DO THIS: Omit the pictures, then write out every entry exactly as it reads.

Stored data
———

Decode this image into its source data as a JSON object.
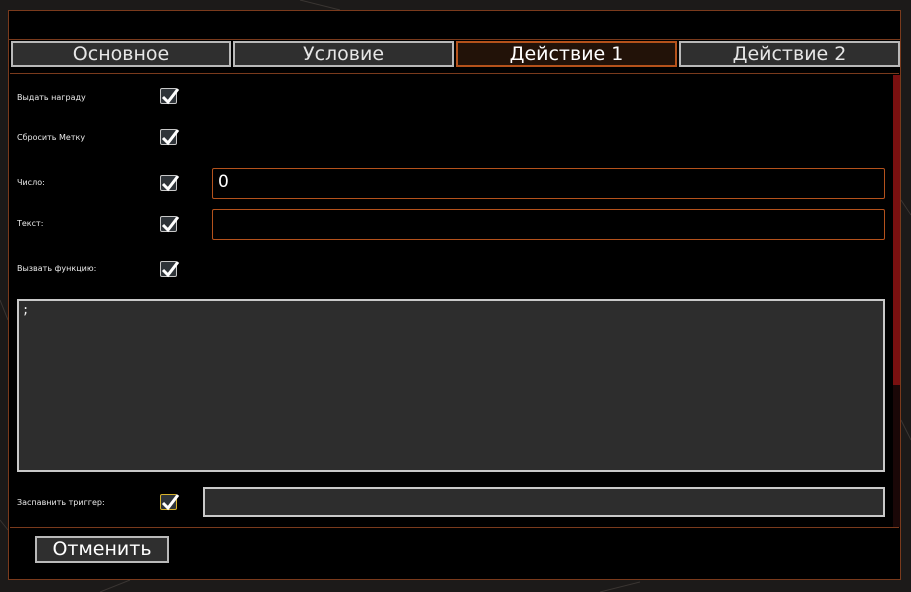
{
  "tabs": [
    {
      "label": "Основное",
      "active": false
    },
    {
      "label": "Условие",
      "active": false
    },
    {
      "label": "Действие 1",
      "active": true
    },
    {
      "label": "Действие 2",
      "active": false
    }
  ],
  "rows": {
    "give_reward": {
      "label": "Выдать награду",
      "checked": true
    },
    "reset_mark": {
      "label": "Сбросить Метку",
      "checked": true
    },
    "number": {
      "label": "Число:",
      "checked": true,
      "value": "0"
    },
    "text": {
      "label": "Текст:",
      "checked": true,
      "value": ""
    },
    "call_function": {
      "label": "Вызвать функцию:",
      "checked": true
    },
    "fire_trigger": {
      "label": "Заспавнить триггер:",
      "checked": true,
      "value": ""
    }
  },
  "code": {
    "value": ";"
  },
  "footer": {
    "cancel_label": "Отменить"
  },
  "colors": {
    "accent": "#b5521b",
    "frame": "#7a3a1c",
    "scroll_thumb": "#7a1010",
    "checkbox_highlight": "#d6b12c"
  }
}
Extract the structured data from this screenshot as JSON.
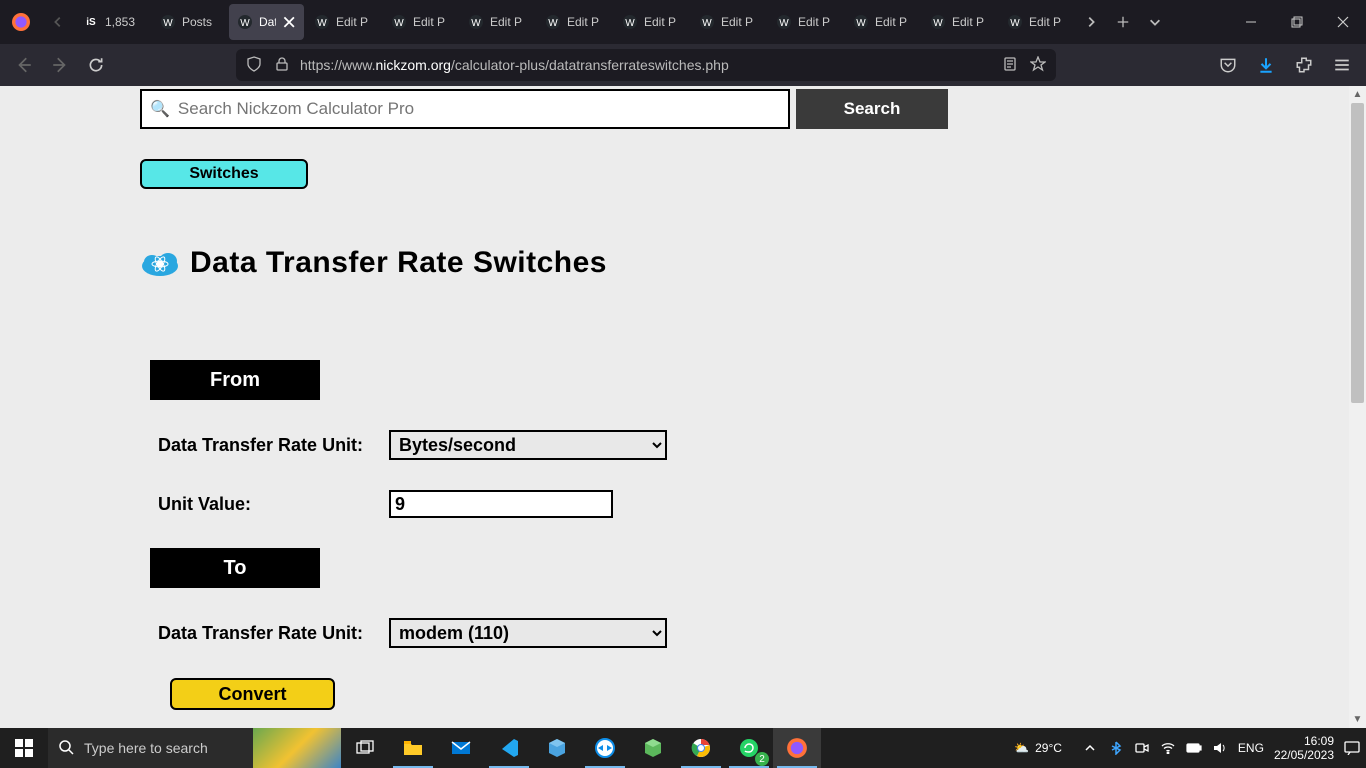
{
  "browser": {
    "tabs": [
      {
        "title": "1,853",
        "fav": "is"
      },
      {
        "title": "Posts",
        "fav": "wp"
      },
      {
        "title": "Dat",
        "fav": "wp",
        "active": true
      },
      {
        "title": "Edit P",
        "fav": "wp"
      },
      {
        "title": "Edit P",
        "fav": "wp"
      },
      {
        "title": "Edit P",
        "fav": "wp"
      },
      {
        "title": "Edit P",
        "fav": "wp"
      },
      {
        "title": "Edit P",
        "fav": "wp"
      },
      {
        "title": "Edit P",
        "fav": "wp"
      },
      {
        "title": "Edit P",
        "fav": "wp"
      },
      {
        "title": "Edit P",
        "fav": "wp"
      },
      {
        "title": "Edit P",
        "fav": "wp"
      },
      {
        "title": "Edit P",
        "fav": "wp"
      }
    ],
    "url_prefix": "https://www.",
    "url_host": "nickzom.org",
    "url_path": "/calculator-plus/datatransferrateswitches.php"
  },
  "page": {
    "search_placeholder": "Search Nickzom Calculator Pro",
    "search_btn": "Search",
    "switches_btn": "Switches",
    "title": "Data Transfer Rate Switches",
    "from_label": "From",
    "to_label": "To",
    "unit_label": "Data Transfer Rate Unit:",
    "value_label": "Unit Value:",
    "from_unit": "Bytes/second",
    "value": "9",
    "to_unit": "modem (110)",
    "convert_btn": "Convert"
  },
  "taskbar": {
    "search_placeholder": "Type here to search",
    "weather": "29°C",
    "lang": "ENG",
    "time": "16:09",
    "date": "22/05/2023",
    "whatsapp_badge": "2"
  }
}
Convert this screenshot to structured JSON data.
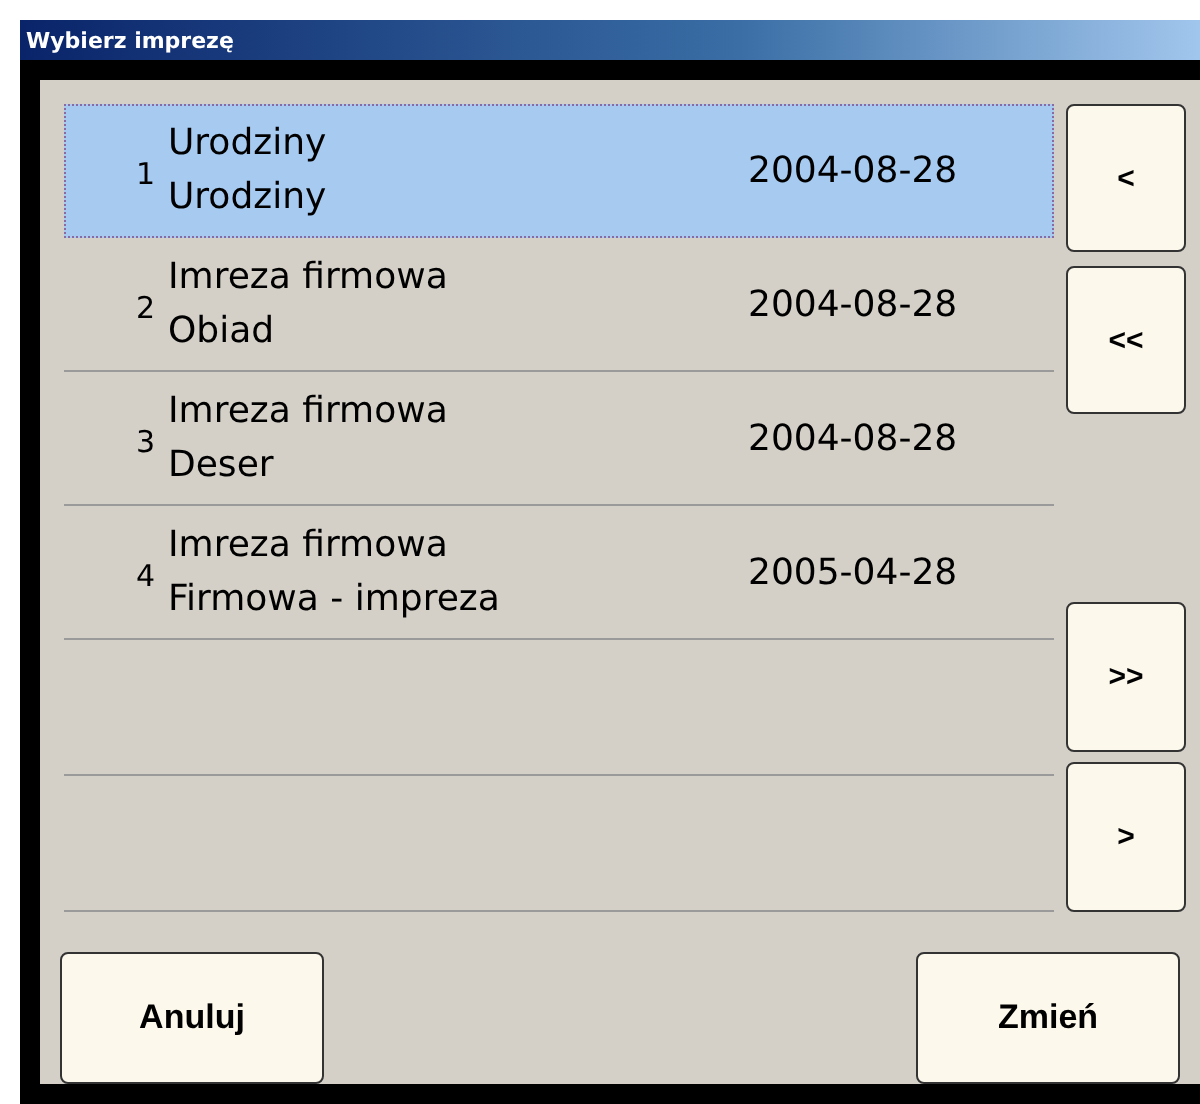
{
  "window": {
    "title": "Wybierz imprezę"
  },
  "events": [
    {
      "number": "1",
      "name": "Urodziny",
      "subtitle": "Urodziny",
      "date": "2004-08-28",
      "selected": true
    },
    {
      "number": "2",
      "name": "Imreza firmowa",
      "subtitle": "Obiad",
      "date": "2004-08-28",
      "selected": false
    },
    {
      "number": "3",
      "name": "Imreza firmowa",
      "subtitle": "Deser",
      "date": "2004-08-28",
      "selected": false
    },
    {
      "number": "4",
      "name": "Imreza firmowa",
      "subtitle": "Firmowa - impreza",
      "date": "2005-04-28",
      "selected": false
    }
  ],
  "nav_buttons_top": [
    "<",
    "<<"
  ],
  "nav_buttons_bottom": [
    ">>",
    ">"
  ],
  "buttons": {
    "cancel": "Anuluj",
    "change": "Zmień"
  }
}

———

WRITTEN ANSWER:
Decode this image into its source data as a JSON object.
{
  "tabs": [
    {
      "label": "Основное",
      "active": false
    },
    {
      "label": "Условие",
      "active": false
    },
    {
      "label": "Действие 1",
      "active": true
    },
    {
      "label": "Действие 2",
      "active": false
    }
  ],
  "rows": {
    "give_reward": {
      "label": "Выдать награду",
      "checked": true
    },
    "reset_mark": {
      "label": "Сбросить Метку",
      "checked": true
    },
    "number": {
      "label": "Число:",
      "checked": true,
      "value": "0"
    },
    "text": {
      "label": "Текст:",
      "checked": true,
      "value": ""
    },
    "call_function": {
      "label": "Вызвать функцию:",
      "checked": true
    },
    "fire_trigger": {
      "label": "Заспавнить триггер:",
      "checked": true,
      "value": ""
    }
  },
  "code": {
    "value": ";"
  },
  "footer": {
    "cancel_label": "Отменить"
  },
  "colors": {
    "accent": "#b5521b",
    "frame": "#7a3a1c",
    "scroll_thumb": "#7a1010",
    "checkbox_highlight": "#d6b12c"
  }
}
Extract the structured data from this screenshot as JSON.
{
  "browser": {
    "tabs": [
      {
        "title": "1,853",
        "fav": "is"
      },
      {
        "title": "Posts",
        "fav": "wp"
      },
      {
        "title": "Dat",
        "fav": "wp",
        "active": true
      },
      {
        "title": "Edit P",
        "fav": "wp"
      },
      {
        "title": "Edit P",
        "fav": "wp"
      },
      {
        "title": "Edit P",
        "fav": "wp"
      },
      {
        "title": "Edit P",
        "fav": "wp"
      },
      {
        "title": "Edit P",
        "fav": "wp"
      },
      {
        "title": "Edit P",
        "fav": "wp"
      },
      {
        "title": "Edit P",
        "fav": "wp"
      },
      {
        "title": "Edit P",
        "fav": "wp"
      },
      {
        "title": "Edit P",
        "fav": "wp"
      },
      {
        "title": "Edit P",
        "fav": "wp"
      }
    ],
    "url_prefix": "https://www.",
    "url_host": "nickzom.org",
    "url_path": "/calculator-plus/datatransferrateswitches.php"
  },
  "page": {
    "search_placeholder": "Search Nickzom Calculator Pro",
    "search_btn": "Search",
    "switches_btn": "Switches",
    "title": "Data Transfer Rate Switches",
    "from_label": "From",
    "to_label": "To",
    "unit_label": "Data Transfer Rate Unit:",
    "value_label": "Unit Value:",
    "from_unit": "Bytes/second",
    "value": "9",
    "to_unit": "modem (110)",
    "convert_btn": "Convert"
  },
  "taskbar": {
    "search_placeholder": "Type here to search",
    "weather": "29°C",
    "lang": "ENG",
    "time": "16:09",
    "date": "22/05/2023",
    "whatsapp_badge": "2"
  }
}
Convert this screenshot to structured JSON data.
{
  "window": {
    "title": "Wybierz imprezę"
  },
  "events": [
    {
      "number": "1",
      "name": "Urodziny",
      "subtitle": "Urodziny",
      "date": "2004-08-28",
      "selected": true
    },
    {
      "number": "2",
      "name": "Imreza firmowa",
      "subtitle": "Obiad",
      "date": "2004-08-28",
      "selected": false
    },
    {
      "number": "3",
      "name": "Imreza firmowa",
      "subtitle": "Deser",
      "date": "2004-08-28",
      "selected": false
    },
    {
      "number": "4",
      "name": "Imreza firmowa",
      "subtitle": "Firmowa - impreza",
      "date": "2005-04-28",
      "selected": false
    }
  ],
  "nav_buttons_top": [
    "<",
    "<<"
  ],
  "nav_buttons_bottom": [
    ">>",
    ">"
  ],
  "buttons": {
    "cancel": "Anuluj",
    "change": "Zmień"
  }
}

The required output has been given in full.